*Given request*
Gather all lines in the data that hold the string "appealing".

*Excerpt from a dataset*
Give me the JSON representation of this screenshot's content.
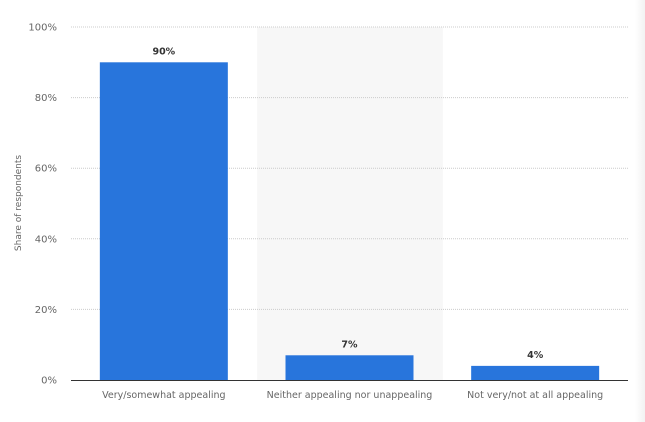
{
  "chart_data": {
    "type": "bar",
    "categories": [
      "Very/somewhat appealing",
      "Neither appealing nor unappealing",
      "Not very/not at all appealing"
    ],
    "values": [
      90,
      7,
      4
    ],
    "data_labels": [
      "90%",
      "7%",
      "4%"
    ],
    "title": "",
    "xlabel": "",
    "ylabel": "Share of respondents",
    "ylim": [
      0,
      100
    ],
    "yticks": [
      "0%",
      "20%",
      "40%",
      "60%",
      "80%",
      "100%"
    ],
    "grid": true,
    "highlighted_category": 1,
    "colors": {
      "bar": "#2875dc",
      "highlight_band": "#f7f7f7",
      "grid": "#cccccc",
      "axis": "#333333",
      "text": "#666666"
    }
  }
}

*The reply*
      "Very/somewhat appealing",
      "Neither appealing nor unappealing",
      "Not very/not at all appealing"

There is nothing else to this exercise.